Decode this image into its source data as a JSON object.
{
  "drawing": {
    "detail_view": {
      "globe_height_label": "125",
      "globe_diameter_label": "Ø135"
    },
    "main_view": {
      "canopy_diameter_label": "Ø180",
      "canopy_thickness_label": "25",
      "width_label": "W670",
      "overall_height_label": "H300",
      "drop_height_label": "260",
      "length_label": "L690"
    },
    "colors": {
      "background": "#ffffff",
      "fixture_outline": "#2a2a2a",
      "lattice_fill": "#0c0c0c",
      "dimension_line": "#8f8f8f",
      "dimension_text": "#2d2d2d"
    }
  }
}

* * * * * * *

Written problem
Print out the whole listing exactly as it appears.

Answer for this exercise
Decode this image into its source data as a JSON object.
{
  "drawing": {
    "detail_view": {
      "globe_height_label": "125",
      "globe_diameter_label": "Ø135"
    },
    "main_view": {
      "canopy_diameter_label": "Ø180",
      "canopy_thickness_label": "25",
      "width_label": "W670",
      "overall_height_label": "H300",
      "drop_height_label": "260",
      "length_label": "L690"
    },
    "colors": {
      "background": "#ffffff",
      "fixture_outline": "#2a2a2a",
      "lattice_fill": "#0c0c0c",
      "dimension_line": "#8f8f8f",
      "dimension_text": "#2d2d2d"
    }
  }
}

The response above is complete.